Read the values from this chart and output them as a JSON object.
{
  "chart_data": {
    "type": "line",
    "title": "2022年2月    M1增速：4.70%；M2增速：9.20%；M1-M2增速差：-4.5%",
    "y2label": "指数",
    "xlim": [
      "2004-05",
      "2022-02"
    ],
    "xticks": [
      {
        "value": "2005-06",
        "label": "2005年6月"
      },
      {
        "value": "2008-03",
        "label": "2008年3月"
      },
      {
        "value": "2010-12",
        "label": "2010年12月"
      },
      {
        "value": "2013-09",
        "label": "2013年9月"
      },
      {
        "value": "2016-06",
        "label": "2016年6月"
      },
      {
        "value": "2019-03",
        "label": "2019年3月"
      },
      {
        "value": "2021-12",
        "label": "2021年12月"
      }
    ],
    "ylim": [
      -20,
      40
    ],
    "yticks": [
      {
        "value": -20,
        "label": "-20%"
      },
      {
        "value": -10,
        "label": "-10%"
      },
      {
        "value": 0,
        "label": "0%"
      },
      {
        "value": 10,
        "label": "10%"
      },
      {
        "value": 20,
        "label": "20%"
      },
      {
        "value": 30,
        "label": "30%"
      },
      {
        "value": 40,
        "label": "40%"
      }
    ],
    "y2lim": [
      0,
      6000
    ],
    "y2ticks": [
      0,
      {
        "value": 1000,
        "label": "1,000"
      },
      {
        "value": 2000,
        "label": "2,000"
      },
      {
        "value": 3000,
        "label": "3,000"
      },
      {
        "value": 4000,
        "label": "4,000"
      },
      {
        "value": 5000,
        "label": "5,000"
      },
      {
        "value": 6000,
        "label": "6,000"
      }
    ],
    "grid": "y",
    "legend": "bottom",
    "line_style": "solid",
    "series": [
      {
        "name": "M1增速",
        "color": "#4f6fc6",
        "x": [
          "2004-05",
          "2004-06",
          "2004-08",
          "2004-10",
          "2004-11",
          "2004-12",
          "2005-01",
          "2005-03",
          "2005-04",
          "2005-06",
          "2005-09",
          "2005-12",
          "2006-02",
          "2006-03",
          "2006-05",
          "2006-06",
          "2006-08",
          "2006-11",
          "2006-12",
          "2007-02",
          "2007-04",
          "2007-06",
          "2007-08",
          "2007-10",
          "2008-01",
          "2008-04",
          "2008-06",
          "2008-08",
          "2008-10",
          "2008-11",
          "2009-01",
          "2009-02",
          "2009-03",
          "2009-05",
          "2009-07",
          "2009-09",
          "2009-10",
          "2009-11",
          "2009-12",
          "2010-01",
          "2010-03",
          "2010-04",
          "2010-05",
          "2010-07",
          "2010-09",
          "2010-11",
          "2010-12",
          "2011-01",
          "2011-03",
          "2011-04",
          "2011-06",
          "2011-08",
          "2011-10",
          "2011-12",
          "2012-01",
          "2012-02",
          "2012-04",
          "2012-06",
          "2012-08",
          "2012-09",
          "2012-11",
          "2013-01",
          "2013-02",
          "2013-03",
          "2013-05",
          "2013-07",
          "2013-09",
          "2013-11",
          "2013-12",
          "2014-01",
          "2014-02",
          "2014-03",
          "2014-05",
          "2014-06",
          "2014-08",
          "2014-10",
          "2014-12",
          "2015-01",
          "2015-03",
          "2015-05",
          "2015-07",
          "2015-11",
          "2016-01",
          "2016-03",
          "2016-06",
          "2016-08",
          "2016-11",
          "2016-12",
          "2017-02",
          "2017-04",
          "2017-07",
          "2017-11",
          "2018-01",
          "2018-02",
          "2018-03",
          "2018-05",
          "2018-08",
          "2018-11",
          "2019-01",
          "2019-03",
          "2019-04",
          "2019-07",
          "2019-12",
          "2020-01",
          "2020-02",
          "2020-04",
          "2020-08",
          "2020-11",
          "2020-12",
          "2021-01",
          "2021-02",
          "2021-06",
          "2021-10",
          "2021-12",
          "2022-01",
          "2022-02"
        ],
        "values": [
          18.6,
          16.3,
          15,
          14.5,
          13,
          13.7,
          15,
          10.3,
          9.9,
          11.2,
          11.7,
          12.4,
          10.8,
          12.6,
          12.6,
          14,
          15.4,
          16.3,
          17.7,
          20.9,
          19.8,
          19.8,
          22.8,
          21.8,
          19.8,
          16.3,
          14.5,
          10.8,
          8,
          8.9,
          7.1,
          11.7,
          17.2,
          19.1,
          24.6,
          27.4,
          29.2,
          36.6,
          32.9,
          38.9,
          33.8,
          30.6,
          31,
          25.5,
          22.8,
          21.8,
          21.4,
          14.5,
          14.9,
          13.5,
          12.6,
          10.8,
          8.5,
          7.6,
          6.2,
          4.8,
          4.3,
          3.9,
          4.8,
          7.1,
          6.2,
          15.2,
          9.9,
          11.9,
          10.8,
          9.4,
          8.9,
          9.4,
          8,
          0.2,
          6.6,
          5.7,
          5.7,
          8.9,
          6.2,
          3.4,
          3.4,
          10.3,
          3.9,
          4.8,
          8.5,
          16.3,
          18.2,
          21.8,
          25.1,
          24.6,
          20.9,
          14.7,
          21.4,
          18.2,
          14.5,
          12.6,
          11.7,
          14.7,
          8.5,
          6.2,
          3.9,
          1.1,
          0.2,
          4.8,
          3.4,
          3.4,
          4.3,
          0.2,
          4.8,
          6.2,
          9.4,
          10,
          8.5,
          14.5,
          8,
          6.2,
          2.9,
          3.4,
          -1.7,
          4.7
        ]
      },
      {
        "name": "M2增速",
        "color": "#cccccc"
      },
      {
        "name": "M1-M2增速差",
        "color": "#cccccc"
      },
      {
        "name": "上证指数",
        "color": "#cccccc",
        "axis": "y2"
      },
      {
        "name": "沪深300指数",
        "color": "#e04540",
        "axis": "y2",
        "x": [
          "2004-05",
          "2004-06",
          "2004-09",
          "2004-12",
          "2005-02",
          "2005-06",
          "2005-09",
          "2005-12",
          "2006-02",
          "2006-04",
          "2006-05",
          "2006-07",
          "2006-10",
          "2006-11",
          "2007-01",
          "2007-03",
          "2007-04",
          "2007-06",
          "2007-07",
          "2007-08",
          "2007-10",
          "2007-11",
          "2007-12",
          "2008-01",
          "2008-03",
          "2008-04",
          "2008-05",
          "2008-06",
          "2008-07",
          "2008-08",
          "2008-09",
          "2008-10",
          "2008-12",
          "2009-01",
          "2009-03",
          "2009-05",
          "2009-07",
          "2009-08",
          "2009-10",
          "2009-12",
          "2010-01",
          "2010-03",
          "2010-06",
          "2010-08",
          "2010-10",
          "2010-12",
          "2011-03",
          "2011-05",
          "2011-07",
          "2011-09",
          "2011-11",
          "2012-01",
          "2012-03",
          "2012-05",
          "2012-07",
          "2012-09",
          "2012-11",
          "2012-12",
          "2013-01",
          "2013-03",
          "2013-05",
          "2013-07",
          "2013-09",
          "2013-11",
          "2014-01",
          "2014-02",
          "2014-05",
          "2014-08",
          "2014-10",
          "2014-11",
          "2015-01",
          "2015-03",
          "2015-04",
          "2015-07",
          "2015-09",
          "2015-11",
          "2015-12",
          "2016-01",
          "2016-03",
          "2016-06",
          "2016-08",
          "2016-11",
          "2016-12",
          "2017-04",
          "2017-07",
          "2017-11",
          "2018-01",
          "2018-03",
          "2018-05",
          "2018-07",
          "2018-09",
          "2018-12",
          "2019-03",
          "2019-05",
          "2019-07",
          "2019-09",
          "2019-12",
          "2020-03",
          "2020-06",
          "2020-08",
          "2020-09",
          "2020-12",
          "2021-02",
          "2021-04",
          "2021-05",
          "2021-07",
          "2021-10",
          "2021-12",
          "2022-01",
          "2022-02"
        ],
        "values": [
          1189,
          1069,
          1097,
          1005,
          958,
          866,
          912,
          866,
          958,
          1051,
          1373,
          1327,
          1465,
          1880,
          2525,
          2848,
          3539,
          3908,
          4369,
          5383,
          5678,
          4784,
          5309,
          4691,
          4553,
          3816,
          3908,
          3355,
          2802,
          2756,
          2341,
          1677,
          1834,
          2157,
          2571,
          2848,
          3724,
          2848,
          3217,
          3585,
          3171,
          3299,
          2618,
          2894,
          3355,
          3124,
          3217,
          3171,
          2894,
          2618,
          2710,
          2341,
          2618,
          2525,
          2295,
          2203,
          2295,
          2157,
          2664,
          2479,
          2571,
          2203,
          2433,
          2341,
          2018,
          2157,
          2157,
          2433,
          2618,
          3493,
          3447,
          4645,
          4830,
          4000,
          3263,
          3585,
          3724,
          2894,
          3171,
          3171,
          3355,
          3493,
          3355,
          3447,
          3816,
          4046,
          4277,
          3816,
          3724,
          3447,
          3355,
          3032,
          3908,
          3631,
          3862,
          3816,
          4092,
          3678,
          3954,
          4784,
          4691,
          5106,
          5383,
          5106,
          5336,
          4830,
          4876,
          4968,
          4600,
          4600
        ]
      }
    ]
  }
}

* * * * * * *

→ DESCRIPTION OF THE TASK: Find the lines that include the string "name", then copy each of them.

→ CORRECT RESULT:
        "name": "M1增速",
        "name": "M2增速",
        "name": "M1-M2增速差",
        "name": "上证指数",
        "name": "沪深300指数",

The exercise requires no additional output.